--- SET EXERCISE ---
Reproduce the records word for word, from their first line through the line that contains "share-button[interactable] <box>964 58". Include that final line.

--- DATA FOR THE TASK ---
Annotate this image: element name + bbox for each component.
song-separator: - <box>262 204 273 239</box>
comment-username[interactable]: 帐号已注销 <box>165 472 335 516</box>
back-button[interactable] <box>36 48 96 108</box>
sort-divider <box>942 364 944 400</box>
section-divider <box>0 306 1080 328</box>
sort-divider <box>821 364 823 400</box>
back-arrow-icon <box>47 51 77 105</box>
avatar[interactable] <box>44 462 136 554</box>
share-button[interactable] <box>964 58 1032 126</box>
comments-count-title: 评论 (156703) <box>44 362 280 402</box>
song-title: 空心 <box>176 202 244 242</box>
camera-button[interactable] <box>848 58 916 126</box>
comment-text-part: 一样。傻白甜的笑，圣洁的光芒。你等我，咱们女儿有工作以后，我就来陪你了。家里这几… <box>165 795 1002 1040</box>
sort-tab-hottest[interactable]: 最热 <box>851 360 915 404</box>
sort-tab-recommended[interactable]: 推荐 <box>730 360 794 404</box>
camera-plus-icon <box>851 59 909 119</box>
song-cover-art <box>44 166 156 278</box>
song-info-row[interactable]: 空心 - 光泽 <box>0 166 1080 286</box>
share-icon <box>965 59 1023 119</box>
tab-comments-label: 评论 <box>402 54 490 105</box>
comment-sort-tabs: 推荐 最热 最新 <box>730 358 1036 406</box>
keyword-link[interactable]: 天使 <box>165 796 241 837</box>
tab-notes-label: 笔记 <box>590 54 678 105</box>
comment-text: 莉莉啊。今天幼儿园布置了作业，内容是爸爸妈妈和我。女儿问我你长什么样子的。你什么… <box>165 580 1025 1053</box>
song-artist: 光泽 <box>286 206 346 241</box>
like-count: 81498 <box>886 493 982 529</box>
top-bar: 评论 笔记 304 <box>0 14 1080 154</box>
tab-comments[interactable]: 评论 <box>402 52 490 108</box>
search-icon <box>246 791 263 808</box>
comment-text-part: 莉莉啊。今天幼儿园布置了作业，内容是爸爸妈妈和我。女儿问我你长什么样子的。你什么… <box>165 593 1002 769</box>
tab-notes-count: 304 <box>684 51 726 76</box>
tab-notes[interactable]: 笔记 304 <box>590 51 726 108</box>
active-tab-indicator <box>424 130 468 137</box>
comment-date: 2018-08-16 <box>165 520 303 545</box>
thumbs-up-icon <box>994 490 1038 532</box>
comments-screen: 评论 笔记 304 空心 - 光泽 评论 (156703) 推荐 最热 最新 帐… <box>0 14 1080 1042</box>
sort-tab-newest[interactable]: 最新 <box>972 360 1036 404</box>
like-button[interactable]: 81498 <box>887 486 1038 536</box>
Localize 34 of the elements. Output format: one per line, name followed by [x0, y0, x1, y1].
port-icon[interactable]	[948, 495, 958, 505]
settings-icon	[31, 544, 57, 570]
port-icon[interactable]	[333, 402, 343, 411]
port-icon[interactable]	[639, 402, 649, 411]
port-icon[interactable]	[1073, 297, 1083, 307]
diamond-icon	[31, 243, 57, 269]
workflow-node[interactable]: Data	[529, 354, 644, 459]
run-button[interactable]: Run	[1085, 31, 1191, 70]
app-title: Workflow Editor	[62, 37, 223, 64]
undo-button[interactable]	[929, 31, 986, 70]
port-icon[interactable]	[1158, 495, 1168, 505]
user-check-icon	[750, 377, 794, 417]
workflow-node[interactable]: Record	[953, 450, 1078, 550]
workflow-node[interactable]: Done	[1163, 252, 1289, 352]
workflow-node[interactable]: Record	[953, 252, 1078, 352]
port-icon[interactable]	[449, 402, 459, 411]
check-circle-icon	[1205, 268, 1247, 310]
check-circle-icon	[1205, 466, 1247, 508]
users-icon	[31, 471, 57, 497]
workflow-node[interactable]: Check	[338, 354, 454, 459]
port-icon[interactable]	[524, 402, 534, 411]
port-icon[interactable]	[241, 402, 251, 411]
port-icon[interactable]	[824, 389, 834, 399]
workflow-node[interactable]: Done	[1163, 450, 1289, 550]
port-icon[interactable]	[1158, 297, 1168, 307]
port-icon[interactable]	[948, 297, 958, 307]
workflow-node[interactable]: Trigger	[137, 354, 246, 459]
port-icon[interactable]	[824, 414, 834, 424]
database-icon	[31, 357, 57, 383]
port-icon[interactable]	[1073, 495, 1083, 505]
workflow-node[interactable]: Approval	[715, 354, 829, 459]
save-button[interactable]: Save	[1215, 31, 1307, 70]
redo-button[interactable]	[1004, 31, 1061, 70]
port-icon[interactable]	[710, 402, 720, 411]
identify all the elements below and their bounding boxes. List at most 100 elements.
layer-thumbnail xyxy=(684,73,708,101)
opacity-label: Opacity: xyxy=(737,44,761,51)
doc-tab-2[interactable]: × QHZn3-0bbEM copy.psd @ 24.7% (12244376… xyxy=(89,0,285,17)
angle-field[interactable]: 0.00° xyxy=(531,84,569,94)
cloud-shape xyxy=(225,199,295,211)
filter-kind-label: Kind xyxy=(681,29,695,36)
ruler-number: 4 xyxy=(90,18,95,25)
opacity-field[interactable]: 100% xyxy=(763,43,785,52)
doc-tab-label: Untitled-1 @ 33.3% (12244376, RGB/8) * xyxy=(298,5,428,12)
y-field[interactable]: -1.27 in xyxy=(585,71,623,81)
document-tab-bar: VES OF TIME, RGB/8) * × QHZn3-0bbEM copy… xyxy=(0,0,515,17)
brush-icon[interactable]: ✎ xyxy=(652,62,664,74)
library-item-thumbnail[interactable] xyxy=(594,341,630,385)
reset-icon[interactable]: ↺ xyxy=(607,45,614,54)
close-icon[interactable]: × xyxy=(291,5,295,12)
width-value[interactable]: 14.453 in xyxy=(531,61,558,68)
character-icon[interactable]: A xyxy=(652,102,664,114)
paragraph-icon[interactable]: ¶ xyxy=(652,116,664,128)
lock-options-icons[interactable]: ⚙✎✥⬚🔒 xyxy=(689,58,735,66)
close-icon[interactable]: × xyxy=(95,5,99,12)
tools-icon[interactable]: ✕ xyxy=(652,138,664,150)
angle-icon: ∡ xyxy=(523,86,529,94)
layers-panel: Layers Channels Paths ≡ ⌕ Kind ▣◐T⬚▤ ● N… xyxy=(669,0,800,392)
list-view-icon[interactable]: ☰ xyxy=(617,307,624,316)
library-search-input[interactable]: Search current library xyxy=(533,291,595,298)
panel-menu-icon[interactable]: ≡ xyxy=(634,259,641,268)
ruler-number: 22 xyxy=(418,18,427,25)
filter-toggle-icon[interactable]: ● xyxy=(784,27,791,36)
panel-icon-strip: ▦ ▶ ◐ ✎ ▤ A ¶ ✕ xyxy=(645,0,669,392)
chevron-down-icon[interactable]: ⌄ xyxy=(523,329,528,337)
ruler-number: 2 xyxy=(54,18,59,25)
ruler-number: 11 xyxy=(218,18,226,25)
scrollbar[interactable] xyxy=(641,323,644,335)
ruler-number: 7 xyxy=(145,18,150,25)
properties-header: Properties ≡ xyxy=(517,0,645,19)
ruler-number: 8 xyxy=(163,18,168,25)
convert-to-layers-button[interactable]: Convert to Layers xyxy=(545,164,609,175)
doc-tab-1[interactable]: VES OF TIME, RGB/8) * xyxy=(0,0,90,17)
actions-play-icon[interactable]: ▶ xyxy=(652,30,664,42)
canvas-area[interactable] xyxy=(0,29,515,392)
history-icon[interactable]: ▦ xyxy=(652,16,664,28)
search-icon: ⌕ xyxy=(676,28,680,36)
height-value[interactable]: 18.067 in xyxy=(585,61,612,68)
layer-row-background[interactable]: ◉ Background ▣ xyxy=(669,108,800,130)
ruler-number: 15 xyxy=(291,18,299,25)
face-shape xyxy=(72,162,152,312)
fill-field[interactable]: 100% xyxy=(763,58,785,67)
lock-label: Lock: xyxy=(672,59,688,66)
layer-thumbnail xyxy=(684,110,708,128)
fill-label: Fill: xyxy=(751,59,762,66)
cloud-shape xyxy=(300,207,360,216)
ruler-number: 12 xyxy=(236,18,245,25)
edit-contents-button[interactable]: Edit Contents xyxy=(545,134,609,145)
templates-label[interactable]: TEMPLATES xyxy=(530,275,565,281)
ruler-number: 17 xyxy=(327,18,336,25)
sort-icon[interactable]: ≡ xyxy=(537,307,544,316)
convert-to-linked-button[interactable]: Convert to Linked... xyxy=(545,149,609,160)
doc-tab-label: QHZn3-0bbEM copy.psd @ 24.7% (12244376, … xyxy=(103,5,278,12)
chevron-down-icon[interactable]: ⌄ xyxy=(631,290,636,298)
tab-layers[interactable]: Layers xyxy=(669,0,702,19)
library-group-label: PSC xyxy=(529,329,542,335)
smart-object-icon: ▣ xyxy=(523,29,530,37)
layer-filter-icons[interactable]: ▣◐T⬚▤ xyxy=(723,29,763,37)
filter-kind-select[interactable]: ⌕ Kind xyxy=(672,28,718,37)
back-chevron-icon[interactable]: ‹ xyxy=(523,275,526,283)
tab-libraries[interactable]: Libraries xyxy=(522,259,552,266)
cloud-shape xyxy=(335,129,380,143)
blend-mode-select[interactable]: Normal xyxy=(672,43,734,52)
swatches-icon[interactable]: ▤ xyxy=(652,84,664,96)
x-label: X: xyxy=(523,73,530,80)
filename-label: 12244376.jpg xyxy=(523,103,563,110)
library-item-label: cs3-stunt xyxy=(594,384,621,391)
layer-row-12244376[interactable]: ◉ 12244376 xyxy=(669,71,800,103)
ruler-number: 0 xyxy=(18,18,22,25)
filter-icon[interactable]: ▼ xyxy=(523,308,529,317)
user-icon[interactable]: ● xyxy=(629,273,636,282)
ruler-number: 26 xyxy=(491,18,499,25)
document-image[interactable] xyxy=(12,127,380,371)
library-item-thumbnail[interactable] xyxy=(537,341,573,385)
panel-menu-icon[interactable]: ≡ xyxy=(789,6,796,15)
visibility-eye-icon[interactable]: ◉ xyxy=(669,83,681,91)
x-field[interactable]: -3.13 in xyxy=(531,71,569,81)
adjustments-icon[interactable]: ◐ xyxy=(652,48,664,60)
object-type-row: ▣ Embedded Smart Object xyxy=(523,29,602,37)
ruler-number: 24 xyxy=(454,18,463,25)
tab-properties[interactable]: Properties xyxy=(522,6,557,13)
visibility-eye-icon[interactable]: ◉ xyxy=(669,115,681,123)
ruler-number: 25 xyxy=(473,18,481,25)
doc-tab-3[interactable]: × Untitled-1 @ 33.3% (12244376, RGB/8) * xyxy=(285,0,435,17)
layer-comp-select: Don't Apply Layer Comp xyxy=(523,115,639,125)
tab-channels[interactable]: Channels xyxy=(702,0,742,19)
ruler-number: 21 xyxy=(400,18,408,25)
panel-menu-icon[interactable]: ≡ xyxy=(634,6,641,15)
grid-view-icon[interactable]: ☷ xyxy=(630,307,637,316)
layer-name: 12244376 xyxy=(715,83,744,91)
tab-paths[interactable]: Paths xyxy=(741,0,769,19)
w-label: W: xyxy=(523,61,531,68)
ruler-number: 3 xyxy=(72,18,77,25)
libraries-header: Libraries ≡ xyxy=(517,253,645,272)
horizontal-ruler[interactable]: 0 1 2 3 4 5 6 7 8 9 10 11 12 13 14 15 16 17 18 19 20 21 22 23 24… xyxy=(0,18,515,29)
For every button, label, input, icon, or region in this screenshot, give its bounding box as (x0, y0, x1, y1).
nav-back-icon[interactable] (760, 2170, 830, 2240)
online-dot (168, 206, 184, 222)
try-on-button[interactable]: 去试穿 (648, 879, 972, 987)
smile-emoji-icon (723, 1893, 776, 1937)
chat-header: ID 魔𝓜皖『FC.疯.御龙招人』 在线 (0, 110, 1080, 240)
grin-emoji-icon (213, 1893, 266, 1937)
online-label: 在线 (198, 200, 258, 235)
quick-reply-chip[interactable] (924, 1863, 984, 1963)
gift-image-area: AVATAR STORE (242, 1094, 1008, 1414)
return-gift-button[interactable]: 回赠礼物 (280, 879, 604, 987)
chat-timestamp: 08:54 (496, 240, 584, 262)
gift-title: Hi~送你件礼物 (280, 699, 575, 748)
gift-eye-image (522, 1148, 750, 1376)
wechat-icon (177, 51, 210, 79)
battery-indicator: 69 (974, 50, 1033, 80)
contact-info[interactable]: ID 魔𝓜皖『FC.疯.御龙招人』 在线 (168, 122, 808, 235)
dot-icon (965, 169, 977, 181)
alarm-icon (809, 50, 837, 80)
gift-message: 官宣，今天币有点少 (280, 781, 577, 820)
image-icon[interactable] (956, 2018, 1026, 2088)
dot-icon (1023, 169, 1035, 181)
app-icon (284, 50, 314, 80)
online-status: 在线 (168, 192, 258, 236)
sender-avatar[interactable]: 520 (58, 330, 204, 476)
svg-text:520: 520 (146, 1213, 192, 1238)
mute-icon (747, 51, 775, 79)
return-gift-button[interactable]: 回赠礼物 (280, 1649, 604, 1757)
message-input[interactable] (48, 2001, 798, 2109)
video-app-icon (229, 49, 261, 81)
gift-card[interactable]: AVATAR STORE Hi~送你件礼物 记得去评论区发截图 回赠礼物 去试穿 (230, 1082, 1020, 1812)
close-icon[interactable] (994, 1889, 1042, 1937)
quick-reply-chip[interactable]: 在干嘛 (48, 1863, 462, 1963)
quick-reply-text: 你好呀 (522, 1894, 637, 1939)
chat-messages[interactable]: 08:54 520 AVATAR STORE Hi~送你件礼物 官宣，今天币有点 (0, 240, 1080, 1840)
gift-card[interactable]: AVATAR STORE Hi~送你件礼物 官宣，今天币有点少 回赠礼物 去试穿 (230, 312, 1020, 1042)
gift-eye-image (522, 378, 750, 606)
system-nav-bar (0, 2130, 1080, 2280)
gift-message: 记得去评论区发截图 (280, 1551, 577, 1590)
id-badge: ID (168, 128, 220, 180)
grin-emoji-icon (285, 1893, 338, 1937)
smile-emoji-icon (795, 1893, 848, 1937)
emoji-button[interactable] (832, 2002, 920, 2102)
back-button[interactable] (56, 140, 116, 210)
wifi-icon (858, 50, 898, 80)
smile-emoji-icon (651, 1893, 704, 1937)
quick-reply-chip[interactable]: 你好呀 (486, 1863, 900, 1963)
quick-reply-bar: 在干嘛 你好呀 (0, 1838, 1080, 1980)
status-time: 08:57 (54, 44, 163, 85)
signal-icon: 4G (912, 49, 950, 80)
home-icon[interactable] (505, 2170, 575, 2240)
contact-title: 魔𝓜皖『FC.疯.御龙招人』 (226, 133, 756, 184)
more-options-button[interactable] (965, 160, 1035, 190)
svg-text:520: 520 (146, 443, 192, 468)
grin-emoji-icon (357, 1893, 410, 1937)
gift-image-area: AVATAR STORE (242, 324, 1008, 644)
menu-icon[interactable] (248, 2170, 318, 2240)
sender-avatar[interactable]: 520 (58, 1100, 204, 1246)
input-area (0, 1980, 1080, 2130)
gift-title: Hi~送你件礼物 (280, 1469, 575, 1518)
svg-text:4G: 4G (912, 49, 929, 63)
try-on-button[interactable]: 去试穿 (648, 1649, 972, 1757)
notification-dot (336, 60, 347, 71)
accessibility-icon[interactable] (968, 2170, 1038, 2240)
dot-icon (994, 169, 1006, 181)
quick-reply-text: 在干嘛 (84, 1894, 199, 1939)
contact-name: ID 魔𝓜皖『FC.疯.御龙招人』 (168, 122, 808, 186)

--- RESULT OF THE TASK ---
Annotate this image: element name + bbox for each component.
song-separator: - <box>262 204 273 239</box>
comment-username[interactable]: 帐号已注销 <box>165 472 335 516</box>
back-button[interactable] <box>36 48 96 108</box>
sort-divider <box>942 364 944 400</box>
section-divider <box>0 306 1080 328</box>
sort-divider <box>821 364 823 400</box>
back-arrow-icon <box>47 51 77 105</box>
avatar[interactable] <box>44 462 136 554</box>
share-button[interactable] <box>964 58 1032 126</box>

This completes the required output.